_WORK REQUIRED_.
Report every line from the material that contains the word "image".

Dataset rows:
#####

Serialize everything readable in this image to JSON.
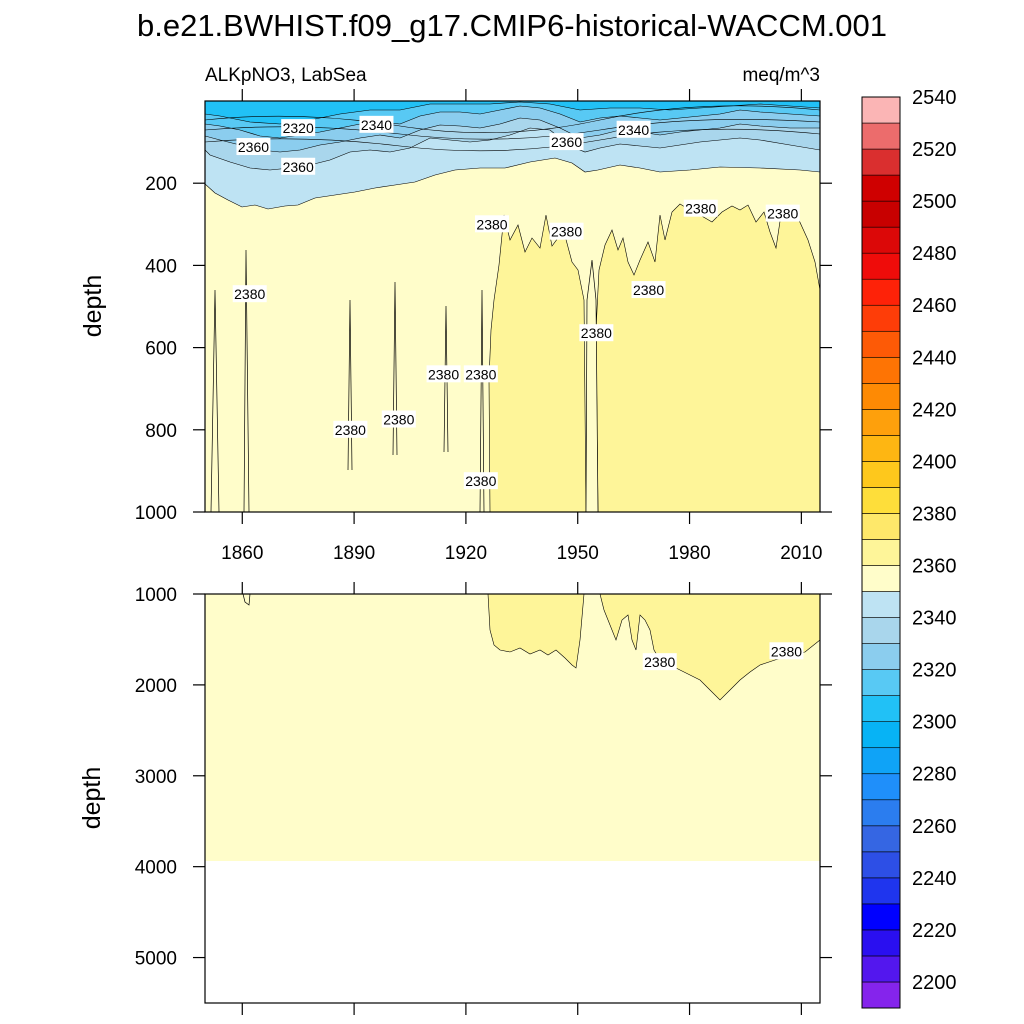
{
  "title": "b.e21.BWHIST.f09_g17.CMIP6-historical-WACCM.001",
  "chart_data": {
    "type": "heatmap",
    "title": "b.e21.BWHIST.f09_g17.CMIP6-historical-WACCM.001",
    "left_subtitle": "ALKpNO3, LabSea",
    "right_subtitle": "meq/m^3",
    "ylabel": "depth",
    "x_range": [
      1850,
      2015
    ],
    "x_ticks": [
      1860,
      1890,
      1920,
      1950,
      1980,
      2010
    ],
    "panels": [
      {
        "name": "upper",
        "ylim": [
          0,
          1000
        ],
        "y_ticks": [
          200,
          400,
          600,
          800,
          1000
        ],
        "contour_labels": [
          {
            "text": "2320",
            "x": 1875,
            "y": 66
          },
          {
            "text": "2340",
            "x": 1896,
            "y": 58
          },
          {
            "text": "2360",
            "x": 1863,
            "y": 112
          },
          {
            "text": "2360",
            "x": 1875,
            "y": 160
          },
          {
            "text": "2360",
            "x": 1947,
            "y": 100
          },
          {
            "text": "2340",
            "x": 1965,
            "y": 70
          },
          {
            "text": "2380",
            "x": 1927,
            "y": 300
          },
          {
            "text": "2380",
            "x": 1947,
            "y": 318
          },
          {
            "text": "2380",
            "x": 1983,
            "y": 262
          },
          {
            "text": "2380",
            "x": 2005,
            "y": 274
          },
          {
            "text": "2380",
            "x": 1862,
            "y": 470
          },
          {
            "text": "2380",
            "x": 1969,
            "y": 460
          },
          {
            "text": "2380",
            "x": 1955,
            "y": 565
          },
          {
            "text": "2380",
            "x": 1914,
            "y": 665
          },
          {
            "text": "2380",
            "x": 1924,
            "y": 665
          },
          {
            "text": "2380",
            "x": 1889,
            "y": 800
          },
          {
            "text": "2380",
            "x": 1902,
            "y": 775
          },
          {
            "text": "2380",
            "x": 1924,
            "y": 925
          }
        ]
      },
      {
        "name": "lower",
        "ylim": [
          1000,
          5500
        ],
        "y_ticks": [
          1000,
          2000,
          3000,
          4000,
          5000
        ],
        "max_data_depth": 3870,
        "contour_labels": [
          {
            "text": "2380",
            "x": 1972,
            "y": 1750
          },
          {
            "text": "2380",
            "x": 2006,
            "y": 1630
          }
        ]
      }
    ],
    "colorbar": {
      "levels": [
        2200,
        2220,
        2240,
        2260,
        2280,
        2300,
        2320,
        2340,
        2360,
        2380,
        2400,
        2420,
        2440,
        2460,
        2480,
        2500,
        2520,
        2540
      ],
      "tick_labels": [
        "2200",
        "2220",
        "2240",
        "2260",
        "2280",
        "2300",
        "2320",
        "2340",
        "2360",
        "2380",
        "2400",
        "2420",
        "2440",
        "2460",
        "2480",
        "2500",
        "2520",
        "2540"
      ],
      "colors": [
        "#8524ec",
        "#5317ee",
        "#2a0ff0",
        "#0000ff",
        "#1f35ee",
        "#2d4fe6",
        "#3566e3",
        "#2b7def",
        "#1f8ffa",
        "#0fa3f7",
        "#07b3f5",
        "#21c1f6",
        "#58c9f4",
        "#8bcdee",
        "#a9d6ec",
        "#bee3f3",
        "#fffdca",
        "#fef599",
        "#fee86a",
        "#fede3a",
        "#fec81c",
        "#feb612",
        "#fea00c",
        "#fe8a04",
        "#fe7404",
        "#fd5a06",
        "#fe3d08",
        "#fe2208",
        "#ef0c0a",
        "#dc0808",
        "#c80000",
        "#cf0000",
        "#da2f2f",
        "#ec6c6c",
        "#fbb5b5"
      ]
    }
  }
}
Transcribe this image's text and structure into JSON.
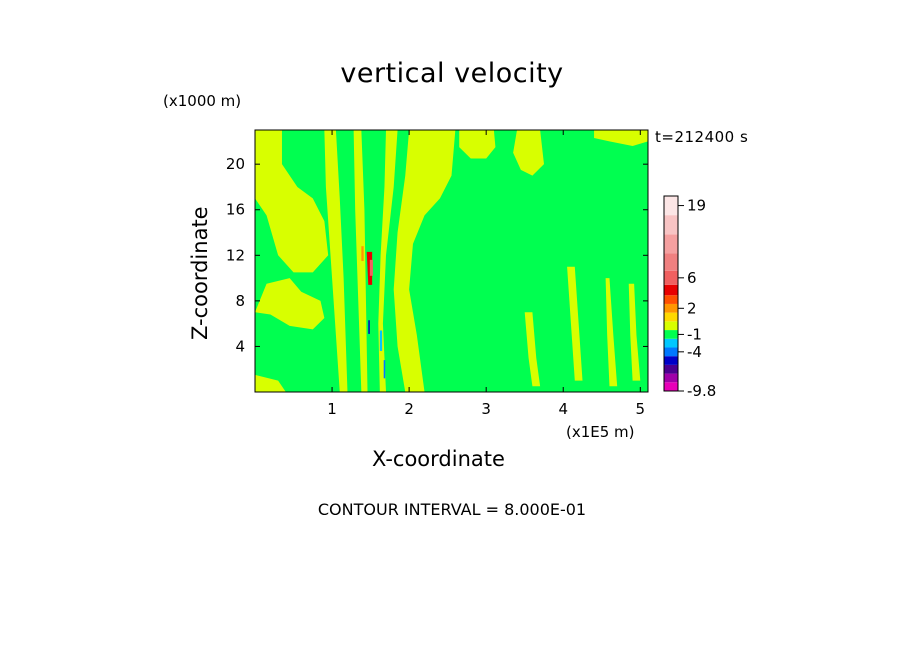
{
  "chart_data": {
    "type": "heatmap",
    "title": "vertical velocity",
    "xlabel": "X-coordinate",
    "ylabel": "Z-coordinate",
    "x_unit_label": "(x1E5 m)",
    "z_unit_label": "(x1000 m)",
    "time_label": "t=212400 s",
    "footer": "CONTOUR INTERVAL = 8.000E-01",
    "xlim": [
      0,
      5.1
    ],
    "ylim": [
      0,
      23
    ],
    "x_ticks": [
      {
        "value": 1,
        "label": "1"
      },
      {
        "value": 2,
        "label": "2"
      },
      {
        "value": 3,
        "label": "3"
      },
      {
        "value": 4,
        "label": "4"
      },
      {
        "value": 5,
        "label": "5"
      }
    ],
    "y_ticks": [
      {
        "value": 4,
        "label": "4"
      },
      {
        "value": 8,
        "label": "8"
      },
      {
        "value": 12,
        "label": "12"
      },
      {
        "value": 16,
        "label": "16"
      },
      {
        "value": 20,
        "label": "20"
      }
    ],
    "colorbar": {
      "colors": [
        "#e800b8",
        "#a000a8",
        "#4b0090",
        "#0000c8",
        "#0078ff",
        "#00c8ff",
        "#00ff50",
        "#d8ff00",
        "#ffd800",
        "#ff9600",
        "#ff5000",
        "#e80000",
        "#f06060",
        "#f08080",
        "#f5a0a0",
        "#f8c4c4",
        "#fce6e6"
      ],
      "labels": [
        "-9.8",
        "-4",
        "-1",
        "2",
        "6",
        "19"
      ],
      "label_levels": [
        0,
        4,
        6,
        9,
        12,
        16
      ]
    },
    "regions": [
      {
        "color": "#d8ff00",
        "polygon": [
          [
            0,
            23
          ],
          [
            0.35,
            23
          ],
          [
            0.35,
            20
          ],
          [
            0.55,
            18
          ],
          [
            0.75,
            17
          ],
          [
            0.9,
            15
          ],
          [
            0.95,
            12
          ],
          [
            0.75,
            10.5
          ],
          [
            0.5,
            10.5
          ],
          [
            0.3,
            12
          ],
          [
            0.15,
            15.5
          ],
          [
            0,
            17
          ]
        ]
      },
      {
        "color": "#d8ff00",
        "polygon": [
          [
            0.15,
            9.5
          ],
          [
            0.45,
            10
          ],
          [
            0.6,
            8.8
          ],
          [
            0.85,
            8
          ],
          [
            0.9,
            6.5
          ],
          [
            0.75,
            5.5
          ],
          [
            0.45,
            5.8
          ],
          [
            0.2,
            6.8
          ],
          [
            0,
            7
          ]
        ]
      },
      {
        "color": "#d8ff00",
        "polygon": [
          [
            0,
            1.5
          ],
          [
            0.3,
            1
          ],
          [
            0.4,
            0
          ],
          [
            0,
            0
          ]
        ]
      },
      {
        "color": "#d8ff00",
        "polygon": [
          [
            0.9,
            23
          ],
          [
            1.05,
            23
          ],
          [
            1.1,
            17
          ],
          [
            1.15,
            10
          ],
          [
            1.18,
            4
          ],
          [
            1.2,
            0
          ],
          [
            1.1,
            0
          ],
          [
            1.05,
            5
          ],
          [
            0.98,
            12
          ],
          [
            0.92,
            18
          ]
        ]
      },
      {
        "color": "#d8ff00",
        "polygon": [
          [
            1.28,
            23
          ],
          [
            1.38,
            23
          ],
          [
            1.42,
            16
          ],
          [
            1.44,
            8
          ],
          [
            1.46,
            0
          ],
          [
            1.38,
            0
          ],
          [
            1.34,
            8
          ],
          [
            1.3,
            16
          ]
        ]
      },
      {
        "color": "#d8ff00",
        "polygon": [
          [
            1.7,
            23
          ],
          [
            1.85,
            23
          ],
          [
            1.8,
            18
          ],
          [
            1.7,
            12
          ],
          [
            1.66,
            6
          ],
          [
            1.7,
            0
          ],
          [
            1.62,
            0
          ],
          [
            1.6,
            6
          ],
          [
            1.63,
            12
          ],
          [
            1.68,
            18
          ]
        ]
      },
      {
        "color": "#d8ff00",
        "polygon": [
          [
            2.0,
            23
          ],
          [
            2.6,
            23
          ],
          [
            2.55,
            19
          ],
          [
            2.4,
            17
          ],
          [
            2.2,
            15.5
          ],
          [
            2.05,
            13
          ],
          [
            2.0,
            9
          ],
          [
            2.1,
            5
          ],
          [
            2.2,
            0
          ],
          [
            1.95,
            0
          ],
          [
            1.85,
            4
          ],
          [
            1.8,
            9
          ],
          [
            1.85,
            14
          ],
          [
            1.95,
            19
          ]
        ]
      },
      {
        "color": "#d8ff00",
        "polygon": [
          [
            2.65,
            23
          ],
          [
            3.1,
            23
          ],
          [
            3.12,
            21.5
          ],
          [
            3.0,
            20.5
          ],
          [
            2.8,
            20.5
          ],
          [
            2.65,
            21.5
          ]
        ]
      },
      {
        "color": "#d8ff00",
        "polygon": [
          [
            3.4,
            23
          ],
          [
            3.7,
            23
          ],
          [
            3.75,
            20
          ],
          [
            3.6,
            19
          ],
          [
            3.45,
            19.5
          ],
          [
            3.35,
            21
          ]
        ]
      },
      {
        "color": "#d8ff00",
        "polygon": [
          [
            4.4,
            23
          ],
          [
            5.1,
            23
          ],
          [
            5.1,
            22
          ],
          [
            4.9,
            21.6
          ],
          [
            4.6,
            22
          ],
          [
            4.4,
            22.3
          ]
        ]
      },
      {
        "color": "#d8ff00",
        "polygon": [
          [
            4.05,
            11
          ],
          [
            4.15,
            11
          ],
          [
            4.2,
            6
          ],
          [
            4.25,
            1
          ],
          [
            4.15,
            1
          ],
          [
            4.1,
            6
          ]
        ]
      },
      {
        "color": "#d8ff00",
        "polygon": [
          [
            4.55,
            10
          ],
          [
            4.6,
            10
          ],
          [
            4.65,
            5
          ],
          [
            4.7,
            0.5
          ],
          [
            4.6,
            0.5
          ],
          [
            4.57,
            5
          ]
        ]
      },
      {
        "color": "#d8ff00",
        "polygon": [
          [
            4.85,
            9.5
          ],
          [
            4.92,
            9.5
          ],
          [
            4.95,
            5
          ],
          [
            5.0,
            1
          ],
          [
            4.9,
            1
          ],
          [
            4.87,
            5
          ]
        ]
      },
      {
        "color": "#d8ff00",
        "polygon": [
          [
            3.5,
            7
          ],
          [
            3.6,
            7
          ],
          [
            3.65,
            3
          ],
          [
            3.7,
            0.5
          ],
          [
            3.6,
            0.5
          ],
          [
            3.55,
            3
          ]
        ]
      },
      {
        "color": "#e80000",
        "polygon": [
          [
            1.45,
            12.3
          ],
          [
            1.52,
            12.3
          ],
          [
            1.52,
            9.4
          ],
          [
            1.47,
            9.4
          ]
        ]
      },
      {
        "color": "#f06060",
        "polygon": [
          [
            1.49,
            11.6
          ],
          [
            1.53,
            11.6
          ],
          [
            1.53,
            10.2
          ],
          [
            1.49,
            10.2
          ]
        ]
      },
      {
        "color": "#00c8ff",
        "polygon": [
          [
            1.62,
            5.4
          ],
          [
            1.65,
            5.4
          ],
          [
            1.65,
            3.6
          ],
          [
            1.62,
            3.6
          ]
        ]
      },
      {
        "color": "#0000c8",
        "polygon": [
          [
            1.47,
            6.3
          ],
          [
            1.49,
            6.3
          ],
          [
            1.49,
            5.1
          ],
          [
            1.47,
            5.1
          ]
        ]
      },
      {
        "color": "#0078ff",
        "polygon": [
          [
            1.67,
            2.8
          ],
          [
            1.69,
            2.8
          ],
          [
            1.69,
            1.2
          ],
          [
            1.67,
            1.2
          ]
        ]
      },
      {
        "color": "#ff9600",
        "polygon": [
          [
            1.38,
            12.8
          ],
          [
            1.41,
            12.8
          ],
          [
            1.41,
            11.5
          ],
          [
            1.38,
            11.5
          ]
        ]
      }
    ]
  }
}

#####

_EXERCISE ANSWER_.
Serialize everything readable in this image to JSON.
Transcribe this image's text and structure into JSON.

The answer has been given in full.